Dataset excerpt:
## Begin

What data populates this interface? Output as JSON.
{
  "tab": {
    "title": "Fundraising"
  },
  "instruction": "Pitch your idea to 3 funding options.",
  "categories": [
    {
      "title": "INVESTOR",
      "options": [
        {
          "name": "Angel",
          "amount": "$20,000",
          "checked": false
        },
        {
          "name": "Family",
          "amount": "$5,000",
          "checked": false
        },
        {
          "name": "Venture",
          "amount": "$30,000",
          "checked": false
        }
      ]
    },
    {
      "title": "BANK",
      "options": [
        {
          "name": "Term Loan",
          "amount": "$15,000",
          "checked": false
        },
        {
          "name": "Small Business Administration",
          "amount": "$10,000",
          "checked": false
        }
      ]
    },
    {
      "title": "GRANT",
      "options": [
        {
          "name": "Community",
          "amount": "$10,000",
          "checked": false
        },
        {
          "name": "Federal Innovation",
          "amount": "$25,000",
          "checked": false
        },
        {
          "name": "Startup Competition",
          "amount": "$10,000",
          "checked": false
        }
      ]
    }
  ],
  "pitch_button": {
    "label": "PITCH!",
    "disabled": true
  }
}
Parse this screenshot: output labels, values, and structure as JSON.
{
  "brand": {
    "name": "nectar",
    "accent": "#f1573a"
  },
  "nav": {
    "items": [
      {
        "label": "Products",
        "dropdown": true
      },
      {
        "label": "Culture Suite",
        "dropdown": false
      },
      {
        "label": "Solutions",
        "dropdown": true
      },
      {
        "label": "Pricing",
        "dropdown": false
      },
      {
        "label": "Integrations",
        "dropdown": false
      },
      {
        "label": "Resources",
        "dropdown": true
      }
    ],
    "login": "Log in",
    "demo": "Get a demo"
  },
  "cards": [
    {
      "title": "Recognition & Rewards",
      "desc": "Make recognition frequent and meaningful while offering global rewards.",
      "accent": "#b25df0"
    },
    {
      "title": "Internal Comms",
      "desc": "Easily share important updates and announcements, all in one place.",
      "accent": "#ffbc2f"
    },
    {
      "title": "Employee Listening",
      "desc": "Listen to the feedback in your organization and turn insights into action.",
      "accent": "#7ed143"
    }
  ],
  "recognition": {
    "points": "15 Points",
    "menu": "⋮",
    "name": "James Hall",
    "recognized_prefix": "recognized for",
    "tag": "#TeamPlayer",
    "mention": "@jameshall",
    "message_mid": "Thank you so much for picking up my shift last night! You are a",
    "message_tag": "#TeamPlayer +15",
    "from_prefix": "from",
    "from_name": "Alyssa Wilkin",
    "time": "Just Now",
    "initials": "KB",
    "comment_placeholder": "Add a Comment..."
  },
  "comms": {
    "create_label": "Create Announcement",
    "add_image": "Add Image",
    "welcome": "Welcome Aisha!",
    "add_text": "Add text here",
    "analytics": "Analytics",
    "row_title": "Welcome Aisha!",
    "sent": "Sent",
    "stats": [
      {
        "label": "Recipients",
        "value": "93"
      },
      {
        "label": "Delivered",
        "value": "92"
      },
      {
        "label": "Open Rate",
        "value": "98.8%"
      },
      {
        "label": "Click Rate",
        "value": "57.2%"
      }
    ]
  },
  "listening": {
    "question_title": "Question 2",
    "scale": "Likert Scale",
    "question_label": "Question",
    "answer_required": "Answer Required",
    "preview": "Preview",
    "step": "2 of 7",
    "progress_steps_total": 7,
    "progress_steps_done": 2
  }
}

## End

Reproduce the listing shown above in its entirety, exactly.

What data populates this interface? Output as JSON.
{
  "tab": {
    "title": "Fundraising"
  },
  "instruction": "Pitch your idea to 3 funding options.",
  "categories": [
    {
      "title": "INVESTOR",
      "options": [
        {
          "name": "Angel",
          "amount": "$20,000",
          "checked": false
        },
        {
          "name": "Family",
          "amount": "$5,000",
          "checked": false
        },
        {
          "name": "Venture",
          "amount": "$30,000",
          "checked": false
        }
      ]
    },
    {
      "title": "BANK",
      "options": [
        {
          "name": "Term Loan",
          "amount": "$15,000",
          "checked": false
        },
        {
          "name": "Small Business Administration",
          "amount": "$10,000",
          "checked": false
        }
      ]
    },
    {
      "title": "GRANT",
      "options": [
        {
          "name": "Community",
          "amount": "$10,000",
          "checked": false
        },
        {
          "name": "Federal Innovation",
          "amount": "$25,000",
          "checked": false
        },
        {
          "name": "Startup Competition",
          "amount": "$10,000",
          "checked": false
        }
      ]
    }
  ],
  "pitch_button": {
    "label": "PITCH!",
    "disabled": true
  }
}
Parse this screenshot: output labels, values, and structure as JSON.
{
  "brand": {
    "name": "nectar",
    "accent": "#f1573a"
  },
  "nav": {
    "items": [
      {
        "label": "Products",
        "dropdown": true
      },
      {
        "label": "Culture Suite",
        "dropdown": false
      },
      {
        "label": "Solutions",
        "dropdown": true
      },
      {
        "label": "Pricing",
        "dropdown": false
      },
      {
        "label": "Integrations",
        "dropdown": false
      },
      {
        "label": "Resources",
        "dropdown": true
      }
    ],
    "login": "Log in",
    "demo": "Get a demo"
  },
  "cards": [
    {
      "title": "Recognition & Rewards",
      "desc": "Make recognition frequent and meaningful while offering global rewards.",
      "accent": "#b25df0"
    },
    {
      "title": "Internal Comms",
      "desc": "Easily share important updates and announcements, all in one place.",
      "accent": "#ffbc2f"
    },
    {
      "title": "Employee Listening",
      "desc": "Listen to the feedback in your organization and turn insights into action.",
      "accent": "#7ed143"
    }
  ],
  "recognition": {
    "points": "15 Points",
    "menu": "⋮",
    "name": "James Hall",
    "recognized_prefix": "recognized for",
    "tag": "#TeamPlayer",
    "mention": "@jameshall",
    "message_mid": "Thank you so much for picking up my shift last night! You are a",
    "message_tag": "#TeamPlayer +15",
    "from_prefix": "from",
    "from_name": "Alyssa Wilkin",
    "time": "Just Now",
    "initials": "KB",
    "comment_placeholder": "Add a Comment..."
  },
  "comms": {
    "create_label": "Create Announcement",
    "add_image": "Add Image",
    "welcome": "Welcome Aisha!",
    "add_text": "Add text here",
    "analytics": "Analytics",
    "row_title": "Welcome Aisha!",
    "sent": "Sent",
    "stats": [
      {
        "label": "Recipients",
        "value": "93"
      },
      {
        "label": "Delivered",
        "value": "92"
      },
      {
        "label": "Open Rate",
        "value": "98.8%"
      },
      {
        "label": "Click Rate",
        "value": "57.2%"
      }
    ]
  },
  "listening": {
    "question_title": "Question 2",
    "scale": "Likert Scale",
    "question_label": "Question",
    "answer_required": "Answer Required",
    "preview": "Preview",
    "step": "2 of 7",
    "progress_steps_total": 7,
    "progress_steps_done": 2
  }
}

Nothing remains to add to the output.